**Data rows**
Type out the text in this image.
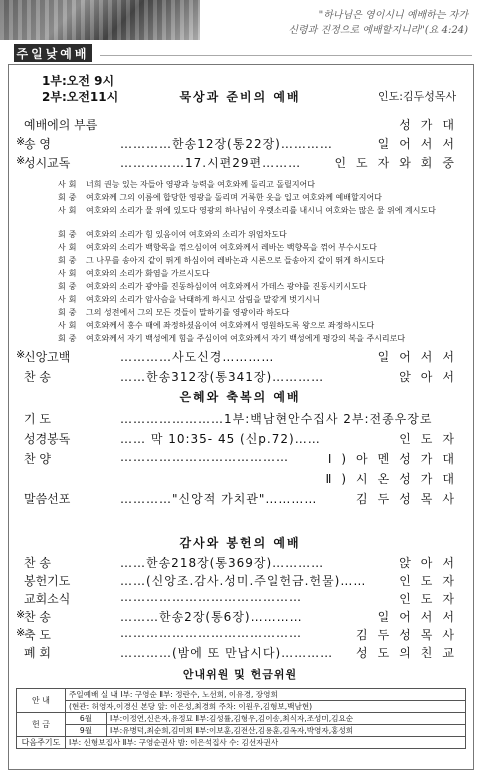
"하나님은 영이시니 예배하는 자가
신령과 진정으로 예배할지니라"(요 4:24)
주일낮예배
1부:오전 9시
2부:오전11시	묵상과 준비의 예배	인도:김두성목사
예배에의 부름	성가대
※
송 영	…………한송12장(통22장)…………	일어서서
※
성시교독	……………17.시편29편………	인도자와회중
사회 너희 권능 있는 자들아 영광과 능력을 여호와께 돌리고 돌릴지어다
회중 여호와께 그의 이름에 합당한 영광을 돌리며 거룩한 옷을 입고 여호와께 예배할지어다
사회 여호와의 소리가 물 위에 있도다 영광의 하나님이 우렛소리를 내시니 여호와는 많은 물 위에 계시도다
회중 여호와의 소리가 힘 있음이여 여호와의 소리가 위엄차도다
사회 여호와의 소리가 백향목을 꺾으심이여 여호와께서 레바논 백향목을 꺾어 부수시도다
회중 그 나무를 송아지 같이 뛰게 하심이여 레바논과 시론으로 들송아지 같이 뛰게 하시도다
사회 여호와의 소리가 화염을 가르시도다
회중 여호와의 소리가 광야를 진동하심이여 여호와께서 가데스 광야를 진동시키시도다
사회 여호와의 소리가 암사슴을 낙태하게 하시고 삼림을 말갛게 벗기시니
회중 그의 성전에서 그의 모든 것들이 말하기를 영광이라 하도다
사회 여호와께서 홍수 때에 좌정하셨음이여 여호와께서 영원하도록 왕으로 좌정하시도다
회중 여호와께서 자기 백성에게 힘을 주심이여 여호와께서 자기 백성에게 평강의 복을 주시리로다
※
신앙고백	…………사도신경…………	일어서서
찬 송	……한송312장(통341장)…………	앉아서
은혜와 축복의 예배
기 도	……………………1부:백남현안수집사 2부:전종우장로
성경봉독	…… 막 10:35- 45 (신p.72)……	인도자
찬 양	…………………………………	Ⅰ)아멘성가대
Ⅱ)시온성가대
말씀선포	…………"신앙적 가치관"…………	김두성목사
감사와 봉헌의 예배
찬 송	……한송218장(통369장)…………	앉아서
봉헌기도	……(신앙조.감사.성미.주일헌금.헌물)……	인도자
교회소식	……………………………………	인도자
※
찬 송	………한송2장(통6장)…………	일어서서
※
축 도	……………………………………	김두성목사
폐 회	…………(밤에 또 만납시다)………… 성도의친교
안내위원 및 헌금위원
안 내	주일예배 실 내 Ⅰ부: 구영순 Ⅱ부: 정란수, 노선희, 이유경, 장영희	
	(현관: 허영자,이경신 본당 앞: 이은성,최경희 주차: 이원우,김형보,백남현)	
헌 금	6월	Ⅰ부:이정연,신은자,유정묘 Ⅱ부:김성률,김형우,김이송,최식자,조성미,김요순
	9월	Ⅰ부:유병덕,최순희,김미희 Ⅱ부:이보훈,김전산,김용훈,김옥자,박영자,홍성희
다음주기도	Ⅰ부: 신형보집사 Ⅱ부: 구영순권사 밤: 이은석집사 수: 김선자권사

--

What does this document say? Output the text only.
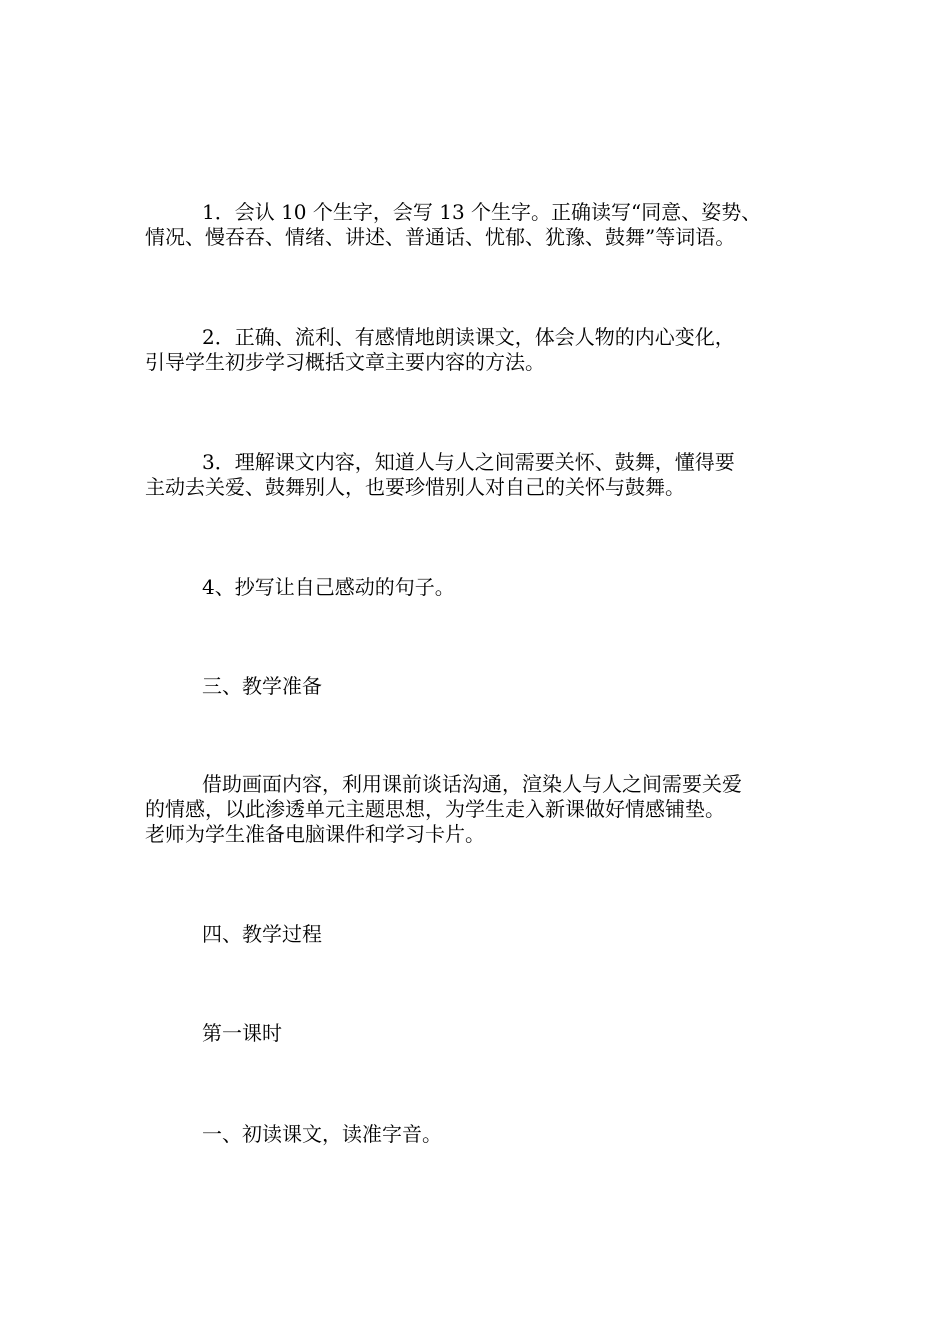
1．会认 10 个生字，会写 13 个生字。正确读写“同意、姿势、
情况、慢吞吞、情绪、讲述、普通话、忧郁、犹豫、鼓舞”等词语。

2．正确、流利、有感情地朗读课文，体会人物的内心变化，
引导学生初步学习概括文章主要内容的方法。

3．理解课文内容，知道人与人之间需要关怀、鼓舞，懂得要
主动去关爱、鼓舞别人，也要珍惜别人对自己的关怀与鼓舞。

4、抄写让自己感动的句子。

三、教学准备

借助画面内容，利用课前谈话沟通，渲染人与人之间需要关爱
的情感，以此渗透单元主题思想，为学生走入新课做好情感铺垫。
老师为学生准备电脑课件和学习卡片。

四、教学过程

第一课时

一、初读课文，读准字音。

...

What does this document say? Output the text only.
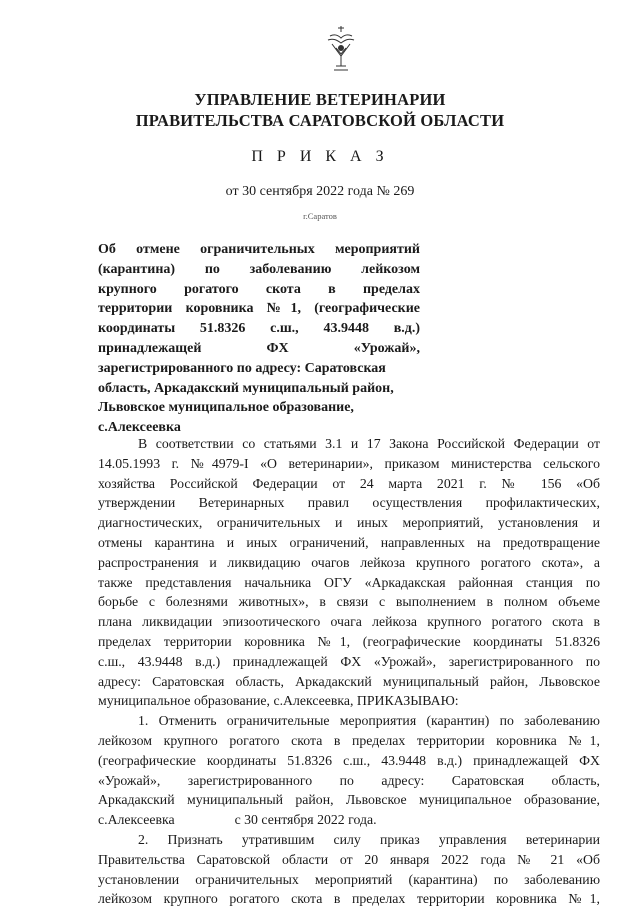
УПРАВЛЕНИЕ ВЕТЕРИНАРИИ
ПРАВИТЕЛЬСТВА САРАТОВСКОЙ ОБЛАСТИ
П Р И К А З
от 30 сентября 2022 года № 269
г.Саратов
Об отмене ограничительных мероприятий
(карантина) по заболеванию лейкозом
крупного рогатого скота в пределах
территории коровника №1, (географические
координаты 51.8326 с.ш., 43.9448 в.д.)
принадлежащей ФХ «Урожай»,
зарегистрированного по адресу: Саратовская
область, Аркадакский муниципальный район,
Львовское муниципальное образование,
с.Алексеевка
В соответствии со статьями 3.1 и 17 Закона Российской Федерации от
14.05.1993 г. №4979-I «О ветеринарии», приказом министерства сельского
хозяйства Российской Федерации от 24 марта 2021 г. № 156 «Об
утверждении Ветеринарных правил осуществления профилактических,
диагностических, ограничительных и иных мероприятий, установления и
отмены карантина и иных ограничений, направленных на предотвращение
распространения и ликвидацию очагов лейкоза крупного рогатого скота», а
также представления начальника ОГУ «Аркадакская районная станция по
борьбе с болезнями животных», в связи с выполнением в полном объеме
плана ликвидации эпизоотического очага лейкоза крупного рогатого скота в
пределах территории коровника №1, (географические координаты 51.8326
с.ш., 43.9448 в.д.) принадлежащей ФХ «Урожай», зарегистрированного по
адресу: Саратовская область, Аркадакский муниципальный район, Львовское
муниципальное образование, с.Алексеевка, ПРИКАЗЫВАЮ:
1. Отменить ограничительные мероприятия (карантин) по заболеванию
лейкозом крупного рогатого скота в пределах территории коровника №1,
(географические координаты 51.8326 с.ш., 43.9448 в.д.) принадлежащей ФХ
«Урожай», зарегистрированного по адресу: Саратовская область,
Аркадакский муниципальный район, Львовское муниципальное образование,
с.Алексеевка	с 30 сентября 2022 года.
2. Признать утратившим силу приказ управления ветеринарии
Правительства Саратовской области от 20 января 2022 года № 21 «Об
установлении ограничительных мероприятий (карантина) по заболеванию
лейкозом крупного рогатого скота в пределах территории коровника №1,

**Instructions to follow**
Look through the listing above. Pick out each line with "рогатого" and copy it.

**Correct response**
крупного рогатого скота в пределах
распространения и ликвидацию очагов лейкоза крупного рогатого скота», а
плана ликвидации эпизоотического очага лейкоза крупного рогатого скота в
лейкозом крупного рогатого скота в пределах территории коровника №1,
лейкозом крупного рогатого скота в пределах территории коровника №1,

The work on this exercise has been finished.